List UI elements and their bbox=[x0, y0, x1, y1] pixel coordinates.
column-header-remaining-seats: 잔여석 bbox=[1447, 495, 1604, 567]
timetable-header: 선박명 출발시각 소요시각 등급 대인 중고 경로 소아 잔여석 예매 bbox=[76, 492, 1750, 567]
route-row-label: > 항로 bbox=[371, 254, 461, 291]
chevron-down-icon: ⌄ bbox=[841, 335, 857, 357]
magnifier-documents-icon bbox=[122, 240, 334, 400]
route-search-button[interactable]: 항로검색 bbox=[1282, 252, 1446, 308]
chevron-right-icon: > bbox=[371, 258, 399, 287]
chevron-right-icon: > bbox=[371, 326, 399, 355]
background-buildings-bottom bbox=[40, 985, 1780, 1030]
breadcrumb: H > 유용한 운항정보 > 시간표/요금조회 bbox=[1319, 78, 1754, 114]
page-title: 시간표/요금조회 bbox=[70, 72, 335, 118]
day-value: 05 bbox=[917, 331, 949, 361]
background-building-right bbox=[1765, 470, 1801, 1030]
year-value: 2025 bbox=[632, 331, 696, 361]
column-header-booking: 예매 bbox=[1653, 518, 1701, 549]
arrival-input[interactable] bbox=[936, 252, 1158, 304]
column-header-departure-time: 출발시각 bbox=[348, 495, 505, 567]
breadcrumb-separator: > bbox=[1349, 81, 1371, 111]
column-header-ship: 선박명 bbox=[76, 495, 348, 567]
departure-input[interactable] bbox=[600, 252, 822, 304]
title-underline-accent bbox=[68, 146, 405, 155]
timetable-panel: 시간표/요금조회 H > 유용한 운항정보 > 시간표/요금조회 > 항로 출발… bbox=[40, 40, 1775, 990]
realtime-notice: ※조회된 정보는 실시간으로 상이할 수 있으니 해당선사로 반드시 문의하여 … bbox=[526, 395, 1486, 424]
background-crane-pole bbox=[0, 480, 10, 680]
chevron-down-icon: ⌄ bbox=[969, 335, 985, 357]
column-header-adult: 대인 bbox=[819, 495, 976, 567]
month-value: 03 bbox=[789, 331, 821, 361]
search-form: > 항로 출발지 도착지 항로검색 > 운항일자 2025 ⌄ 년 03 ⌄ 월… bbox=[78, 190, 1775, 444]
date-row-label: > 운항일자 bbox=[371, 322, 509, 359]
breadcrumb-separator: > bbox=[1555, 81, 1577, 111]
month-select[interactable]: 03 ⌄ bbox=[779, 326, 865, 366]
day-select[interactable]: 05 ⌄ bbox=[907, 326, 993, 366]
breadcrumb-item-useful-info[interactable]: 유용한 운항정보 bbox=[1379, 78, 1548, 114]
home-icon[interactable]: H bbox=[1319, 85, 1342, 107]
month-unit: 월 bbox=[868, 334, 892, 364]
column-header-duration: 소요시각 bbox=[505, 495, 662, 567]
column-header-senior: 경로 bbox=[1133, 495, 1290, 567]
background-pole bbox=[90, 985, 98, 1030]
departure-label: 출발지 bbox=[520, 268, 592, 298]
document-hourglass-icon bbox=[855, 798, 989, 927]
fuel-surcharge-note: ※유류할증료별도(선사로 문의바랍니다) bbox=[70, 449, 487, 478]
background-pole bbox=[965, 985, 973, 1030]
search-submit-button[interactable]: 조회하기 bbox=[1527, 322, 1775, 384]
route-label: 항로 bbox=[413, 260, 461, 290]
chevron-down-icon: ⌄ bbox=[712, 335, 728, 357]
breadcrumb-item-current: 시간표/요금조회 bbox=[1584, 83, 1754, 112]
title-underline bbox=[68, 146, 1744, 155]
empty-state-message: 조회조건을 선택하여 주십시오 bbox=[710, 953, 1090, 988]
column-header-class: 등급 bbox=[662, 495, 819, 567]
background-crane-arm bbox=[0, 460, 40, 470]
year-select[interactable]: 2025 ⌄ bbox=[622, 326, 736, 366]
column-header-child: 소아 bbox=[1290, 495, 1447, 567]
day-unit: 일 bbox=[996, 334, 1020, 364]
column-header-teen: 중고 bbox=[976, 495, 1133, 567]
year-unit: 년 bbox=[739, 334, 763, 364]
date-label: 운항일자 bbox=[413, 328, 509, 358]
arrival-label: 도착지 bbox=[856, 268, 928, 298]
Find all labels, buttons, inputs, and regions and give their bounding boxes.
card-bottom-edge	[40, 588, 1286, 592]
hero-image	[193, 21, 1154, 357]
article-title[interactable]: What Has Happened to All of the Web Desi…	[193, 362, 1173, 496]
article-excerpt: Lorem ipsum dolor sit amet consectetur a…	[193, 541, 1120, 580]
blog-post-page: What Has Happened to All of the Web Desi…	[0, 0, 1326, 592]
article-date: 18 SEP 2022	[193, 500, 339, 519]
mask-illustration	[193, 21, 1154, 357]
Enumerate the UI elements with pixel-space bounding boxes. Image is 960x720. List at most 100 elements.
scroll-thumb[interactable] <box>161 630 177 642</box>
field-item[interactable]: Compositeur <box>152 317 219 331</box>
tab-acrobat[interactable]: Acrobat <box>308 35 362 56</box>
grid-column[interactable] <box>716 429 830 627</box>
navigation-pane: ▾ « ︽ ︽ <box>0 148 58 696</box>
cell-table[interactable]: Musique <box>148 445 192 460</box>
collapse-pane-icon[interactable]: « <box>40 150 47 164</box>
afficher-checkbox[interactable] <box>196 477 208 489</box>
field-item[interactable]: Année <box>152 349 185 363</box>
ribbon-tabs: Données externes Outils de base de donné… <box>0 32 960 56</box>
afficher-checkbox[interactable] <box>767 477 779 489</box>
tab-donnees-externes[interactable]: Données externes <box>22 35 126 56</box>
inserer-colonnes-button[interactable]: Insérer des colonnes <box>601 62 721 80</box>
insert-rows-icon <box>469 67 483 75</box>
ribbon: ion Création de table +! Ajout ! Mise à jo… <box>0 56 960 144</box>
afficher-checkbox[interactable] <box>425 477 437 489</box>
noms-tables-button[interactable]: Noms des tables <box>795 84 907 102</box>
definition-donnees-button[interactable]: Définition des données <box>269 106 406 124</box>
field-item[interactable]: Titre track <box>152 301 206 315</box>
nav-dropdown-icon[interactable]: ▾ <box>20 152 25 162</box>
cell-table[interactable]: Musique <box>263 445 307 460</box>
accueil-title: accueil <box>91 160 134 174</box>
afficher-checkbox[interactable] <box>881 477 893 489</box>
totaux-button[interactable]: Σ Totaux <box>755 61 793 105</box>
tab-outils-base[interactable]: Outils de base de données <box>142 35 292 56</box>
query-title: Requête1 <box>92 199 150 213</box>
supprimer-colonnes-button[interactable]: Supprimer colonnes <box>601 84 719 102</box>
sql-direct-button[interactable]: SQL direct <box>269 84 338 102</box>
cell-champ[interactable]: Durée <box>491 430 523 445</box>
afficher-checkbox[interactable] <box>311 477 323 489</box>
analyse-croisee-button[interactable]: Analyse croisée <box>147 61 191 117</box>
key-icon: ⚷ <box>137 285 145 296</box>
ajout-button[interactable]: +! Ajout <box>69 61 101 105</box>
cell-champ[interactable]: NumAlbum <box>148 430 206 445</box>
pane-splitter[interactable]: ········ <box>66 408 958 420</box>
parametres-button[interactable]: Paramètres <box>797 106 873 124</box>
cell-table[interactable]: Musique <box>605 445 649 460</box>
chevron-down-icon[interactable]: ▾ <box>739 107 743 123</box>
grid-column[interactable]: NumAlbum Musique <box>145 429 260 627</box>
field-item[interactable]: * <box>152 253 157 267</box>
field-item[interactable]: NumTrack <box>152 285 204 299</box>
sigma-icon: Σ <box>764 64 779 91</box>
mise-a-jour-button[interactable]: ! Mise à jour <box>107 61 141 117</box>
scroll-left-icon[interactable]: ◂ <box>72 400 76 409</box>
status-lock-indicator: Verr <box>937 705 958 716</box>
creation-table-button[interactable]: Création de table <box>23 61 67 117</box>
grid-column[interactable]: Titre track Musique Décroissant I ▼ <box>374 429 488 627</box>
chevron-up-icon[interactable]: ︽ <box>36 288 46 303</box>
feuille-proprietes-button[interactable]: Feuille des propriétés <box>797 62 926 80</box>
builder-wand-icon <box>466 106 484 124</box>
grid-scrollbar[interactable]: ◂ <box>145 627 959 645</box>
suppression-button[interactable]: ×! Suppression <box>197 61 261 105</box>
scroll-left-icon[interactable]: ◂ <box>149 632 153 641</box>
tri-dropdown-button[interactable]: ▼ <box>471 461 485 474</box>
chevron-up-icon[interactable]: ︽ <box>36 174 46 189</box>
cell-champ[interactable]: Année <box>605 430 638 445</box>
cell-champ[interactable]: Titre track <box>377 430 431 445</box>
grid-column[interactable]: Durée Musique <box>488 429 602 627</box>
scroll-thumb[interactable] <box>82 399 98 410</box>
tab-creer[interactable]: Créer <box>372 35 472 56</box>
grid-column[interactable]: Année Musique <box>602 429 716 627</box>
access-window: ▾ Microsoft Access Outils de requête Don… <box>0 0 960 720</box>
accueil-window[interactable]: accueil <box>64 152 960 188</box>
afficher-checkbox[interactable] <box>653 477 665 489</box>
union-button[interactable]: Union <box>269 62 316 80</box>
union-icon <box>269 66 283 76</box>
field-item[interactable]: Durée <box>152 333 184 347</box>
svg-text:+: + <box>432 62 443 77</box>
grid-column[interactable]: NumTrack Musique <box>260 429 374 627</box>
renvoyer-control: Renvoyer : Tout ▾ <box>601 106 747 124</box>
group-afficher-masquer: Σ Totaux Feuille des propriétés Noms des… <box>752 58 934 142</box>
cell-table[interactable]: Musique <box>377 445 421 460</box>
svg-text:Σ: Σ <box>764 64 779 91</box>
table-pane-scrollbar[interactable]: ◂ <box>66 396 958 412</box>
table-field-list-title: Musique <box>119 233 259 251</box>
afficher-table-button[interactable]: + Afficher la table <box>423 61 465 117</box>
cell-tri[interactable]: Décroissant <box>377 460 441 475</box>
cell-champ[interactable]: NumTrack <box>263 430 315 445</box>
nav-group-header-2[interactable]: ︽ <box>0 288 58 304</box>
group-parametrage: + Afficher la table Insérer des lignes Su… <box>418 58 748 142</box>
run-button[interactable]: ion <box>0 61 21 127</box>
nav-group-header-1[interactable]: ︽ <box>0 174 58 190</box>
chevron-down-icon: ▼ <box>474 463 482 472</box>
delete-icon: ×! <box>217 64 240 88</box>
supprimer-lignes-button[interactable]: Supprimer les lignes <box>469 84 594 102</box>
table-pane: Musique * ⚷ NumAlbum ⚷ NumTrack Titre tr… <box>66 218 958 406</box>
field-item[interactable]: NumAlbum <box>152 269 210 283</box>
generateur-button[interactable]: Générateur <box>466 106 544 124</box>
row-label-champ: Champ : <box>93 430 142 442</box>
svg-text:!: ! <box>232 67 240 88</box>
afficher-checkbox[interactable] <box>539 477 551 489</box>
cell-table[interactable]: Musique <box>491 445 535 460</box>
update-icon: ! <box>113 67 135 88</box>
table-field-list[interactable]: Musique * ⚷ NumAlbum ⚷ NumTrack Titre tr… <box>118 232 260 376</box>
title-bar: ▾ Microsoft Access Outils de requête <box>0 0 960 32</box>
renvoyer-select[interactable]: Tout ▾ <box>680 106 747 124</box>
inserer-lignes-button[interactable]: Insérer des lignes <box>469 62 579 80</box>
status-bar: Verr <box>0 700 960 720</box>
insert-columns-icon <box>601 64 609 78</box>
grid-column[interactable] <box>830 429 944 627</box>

*****

◆ **WHAT IS EXPECTED**: Extract the listing verbatim, starting at its first line and ending at the line containing "date-row-label: > 운항일자", both included.

◆ **WRITTEN RESPONSE**:
List UI elements and their bbox=[x0, y0, x1, y1] pixel coordinates.
column-header-remaining-seats: 잔여석 bbox=[1447, 495, 1604, 567]
timetable-header: 선박명 출발시각 소요시각 등급 대인 중고 경로 소아 잔여석 예매 bbox=[76, 492, 1750, 567]
route-row-label: > 항로 bbox=[371, 254, 461, 291]
chevron-down-icon: ⌄ bbox=[841, 335, 857, 357]
magnifier-documents-icon bbox=[122, 240, 334, 400]
route-search-button[interactable]: 항로검색 bbox=[1282, 252, 1446, 308]
chevron-right-icon: > bbox=[371, 258, 399, 287]
chevron-right-icon: > bbox=[371, 326, 399, 355]
background-buildings-bottom bbox=[40, 985, 1780, 1030]
breadcrumb: H > 유용한 운항정보 > 시간표/요금조회 bbox=[1319, 78, 1754, 114]
page-title: 시간표/요금조회 bbox=[70, 72, 335, 118]
day-value: 05 bbox=[917, 331, 949, 361]
background-building-right bbox=[1765, 470, 1801, 1030]
year-value: 2025 bbox=[632, 331, 696, 361]
column-header-booking: 예매 bbox=[1653, 518, 1701, 549]
arrival-input[interactable] bbox=[936, 252, 1158, 304]
column-header-departure-time: 출발시각 bbox=[348, 495, 505, 567]
breadcrumb-separator: > bbox=[1349, 81, 1371, 111]
column-header-ship: 선박명 bbox=[76, 495, 348, 567]
departure-input[interactable] bbox=[600, 252, 822, 304]
title-underline-accent bbox=[68, 146, 405, 155]
timetable-panel: 시간표/요금조회 H > 유용한 운항정보 > 시간표/요금조회 > 항로 출발… bbox=[40, 40, 1775, 990]
realtime-notice: ※조회된 정보는 실시간으로 상이할 수 있으니 해당선사로 반드시 문의하여 … bbox=[526, 395, 1486, 424]
background-crane-pole bbox=[0, 480, 10, 680]
chevron-down-icon: ⌄ bbox=[969, 335, 985, 357]
column-header-adult: 대인 bbox=[819, 495, 976, 567]
month-value: 03 bbox=[789, 331, 821, 361]
search-form: > 항로 출발지 도착지 항로검색 > 운항일자 2025 ⌄ 년 03 ⌄ 월… bbox=[78, 190, 1775, 444]
date-row-label: > 운항일자 bbox=[371, 322, 509, 359]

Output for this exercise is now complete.